BEGIN Excerpted data

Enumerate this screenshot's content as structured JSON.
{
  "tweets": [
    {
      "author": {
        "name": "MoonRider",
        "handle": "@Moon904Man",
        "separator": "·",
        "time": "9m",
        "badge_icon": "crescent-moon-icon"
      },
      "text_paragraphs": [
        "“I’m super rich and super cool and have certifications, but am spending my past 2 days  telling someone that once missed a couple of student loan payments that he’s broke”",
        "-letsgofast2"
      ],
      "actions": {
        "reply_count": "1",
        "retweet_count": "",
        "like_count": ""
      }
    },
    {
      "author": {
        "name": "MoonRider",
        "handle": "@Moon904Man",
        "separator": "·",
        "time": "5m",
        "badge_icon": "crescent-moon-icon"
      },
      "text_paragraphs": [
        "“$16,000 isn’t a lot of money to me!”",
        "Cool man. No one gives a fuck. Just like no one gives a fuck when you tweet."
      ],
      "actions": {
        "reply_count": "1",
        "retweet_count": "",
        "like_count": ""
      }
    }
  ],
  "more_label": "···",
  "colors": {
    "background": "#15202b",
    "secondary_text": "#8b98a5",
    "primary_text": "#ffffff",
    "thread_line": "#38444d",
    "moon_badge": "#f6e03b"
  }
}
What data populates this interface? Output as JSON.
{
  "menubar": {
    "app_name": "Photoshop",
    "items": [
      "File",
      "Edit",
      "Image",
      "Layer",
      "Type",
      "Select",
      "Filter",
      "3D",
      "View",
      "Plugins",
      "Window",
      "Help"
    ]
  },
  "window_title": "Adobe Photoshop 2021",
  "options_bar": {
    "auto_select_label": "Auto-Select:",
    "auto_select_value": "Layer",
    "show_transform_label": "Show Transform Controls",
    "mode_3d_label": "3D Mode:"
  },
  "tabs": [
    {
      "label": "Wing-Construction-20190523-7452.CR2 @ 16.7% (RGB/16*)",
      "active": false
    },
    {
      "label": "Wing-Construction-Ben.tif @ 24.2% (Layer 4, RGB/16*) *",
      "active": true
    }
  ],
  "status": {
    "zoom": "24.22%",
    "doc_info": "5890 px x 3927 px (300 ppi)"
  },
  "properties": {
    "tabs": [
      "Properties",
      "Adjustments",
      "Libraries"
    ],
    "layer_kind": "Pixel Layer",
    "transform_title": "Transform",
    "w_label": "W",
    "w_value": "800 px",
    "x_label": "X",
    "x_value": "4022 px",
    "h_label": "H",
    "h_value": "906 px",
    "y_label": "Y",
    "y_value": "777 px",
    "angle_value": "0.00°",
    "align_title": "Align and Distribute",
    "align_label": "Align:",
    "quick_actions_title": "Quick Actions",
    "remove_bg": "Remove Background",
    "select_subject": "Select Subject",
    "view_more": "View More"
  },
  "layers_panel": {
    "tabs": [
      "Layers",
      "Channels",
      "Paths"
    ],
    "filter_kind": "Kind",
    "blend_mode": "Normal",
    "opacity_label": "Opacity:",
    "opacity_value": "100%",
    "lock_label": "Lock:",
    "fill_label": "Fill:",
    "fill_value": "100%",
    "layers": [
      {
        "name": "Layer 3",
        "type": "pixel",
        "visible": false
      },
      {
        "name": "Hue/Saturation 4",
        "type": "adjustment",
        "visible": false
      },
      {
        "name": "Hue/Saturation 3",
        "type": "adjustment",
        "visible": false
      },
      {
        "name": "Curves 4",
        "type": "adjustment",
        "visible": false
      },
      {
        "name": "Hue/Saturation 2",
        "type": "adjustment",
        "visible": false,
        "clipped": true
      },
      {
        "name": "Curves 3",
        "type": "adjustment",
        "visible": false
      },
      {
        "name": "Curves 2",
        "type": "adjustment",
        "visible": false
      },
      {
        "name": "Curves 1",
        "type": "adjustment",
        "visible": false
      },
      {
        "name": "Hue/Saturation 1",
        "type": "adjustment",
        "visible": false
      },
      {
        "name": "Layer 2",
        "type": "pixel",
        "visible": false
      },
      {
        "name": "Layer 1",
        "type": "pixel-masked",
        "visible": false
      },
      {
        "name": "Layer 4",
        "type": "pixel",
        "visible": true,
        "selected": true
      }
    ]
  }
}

END Excerpted data

Work to complete
Exactly reproduce all of the entries above.

Exercise answer
Enumerate this screenshot's content as structured JSON.
{
  "tweets": [
    {
      "author": {
        "name": "MoonRider",
        "handle": "@Moon904Man",
        "separator": "·",
        "time": "9m",
        "badge_icon": "crescent-moon-icon"
      },
      "text_paragraphs": [
        "“I’m super rich and super cool and have certifications, but am spending my past 2 days  telling someone that once missed a couple of student loan payments that he’s broke”",
        "-letsgofast2"
      ],
      "actions": {
        "reply_count": "1",
        "retweet_count": "",
        "like_count": ""
      }
    },
    {
      "author": {
        "name": "MoonRider",
        "handle": "@Moon904Man",
        "separator": "·",
        "time": "5m",
        "badge_icon": "crescent-moon-icon"
      },
      "text_paragraphs": [
        "“$16,000 isn’t a lot of money to me!”",
        "Cool man. No one gives a fuck. Just like no one gives a fuck when you tweet."
      ],
      "actions": {
        "reply_count": "1",
        "retweet_count": "",
        "like_count": ""
      }
    }
  ],
  "more_label": "···",
  "colors": {
    "background": "#15202b",
    "secondary_text": "#8b98a5",
    "primary_text": "#ffffff",
    "thread_line": "#38444d",
    "moon_badge": "#f6e03b"
  }
}
What data populates this interface? Output as JSON.
{
  "menubar": {
    "app_name": "Photoshop",
    "items": [
      "File",
      "Edit",
      "Image",
      "Layer",
      "Type",
      "Select",
      "Filter",
      "3D",
      "View",
      "Plugins",
      "Window",
      "Help"
    ]
  },
  "window_title": "Adobe Photoshop 2021",
  "options_bar": {
    "auto_select_label": "Auto-Select:",
    "auto_select_value": "Layer",
    "show_transform_label": "Show Transform Controls",
    "mode_3d_label": "3D Mode:"
  },
  "tabs": [
    {
      "label": "Wing-Construction-20190523-7452.CR2 @ 16.7% (RGB/16*)",
      "active": false
    },
    {
      "label": "Wing-Construction-Ben.tif @ 24.2% (Layer 4, RGB/16*) *",
      "active": true
    }
  ],
  "status": {
    "zoom": "24.22%",
    "doc_info": "5890 px x 3927 px (300 ppi)"
  },
  "properties": {
    "tabs": [
      "Properties",
      "Adjustments",
      "Libraries"
    ],
    "layer_kind": "Pixel Layer",
    "transform_title": "Transform",
    "w_label": "W",
    "w_value": "800 px",
    "x_label": "X",
    "x_value": "4022 px",
    "h_label": "H",
    "h_value": "906 px",
    "y_label": "Y",
    "y_value": "777 px",
    "angle_value": "0.00°",
    "align_title": "Align and Distribute",
    "align_label": "Align:",
    "quick_actions_title": "Quick Actions",
    "remove_bg": "Remove Background",
    "select_subject": "Select Subject",
    "view_more": "View More"
  },
  "layers_panel": {
    "tabs": [
      "Layers",
      "Channels",
      "Paths"
    ],
    "filter_kind": "Kind",
    "blend_mode": "Normal",
    "opacity_label": "Opacity:",
    "opacity_value": "100%",
    "lock_label": "Lock:",
    "fill_label": "Fill:",
    "fill_value": "100%",
    "layers": [
      {
        "name": "Layer 3",
        "type": "pixel",
        "visible": false
      },
      {
        "name": "Hue/Saturation 4",
        "type": "adjustment",
        "visible": false
      },
      {
        "name": "Hue/Saturation 3",
        "type": "adjustment",
        "visible": false
      },
      {
        "name": "Curves 4",
        "type": "adjustment",
        "visible": false
      },
      {
        "name": "Hue/Saturation 2",
        "type": "adjustment",
        "visible": false,
        "clipped": true
      },
      {
        "name": "Curves 3",
        "type": "adjustment",
        "visible": false
      },
      {
        "name": "Curves 2",
        "type": "adjustment",
        "visible": false
      },
      {
        "name": "Curves 1",
        "type": "adjustment",
        "visible": false
      },
      {
        "name": "Hue/Saturation 1",
        "type": "adjustment",
        "visible": false
      },
      {
        "name": "Layer 2",
        "type": "pixel",
        "visible": false
      },
      {
        "name": "Layer 1",
        "type": "pixel-masked",
        "visible": false
      },
      {
        "name": "Layer 4",
        "type": "pixel",
        "visible": true,
        "selected": true
      }
    ]
  }
}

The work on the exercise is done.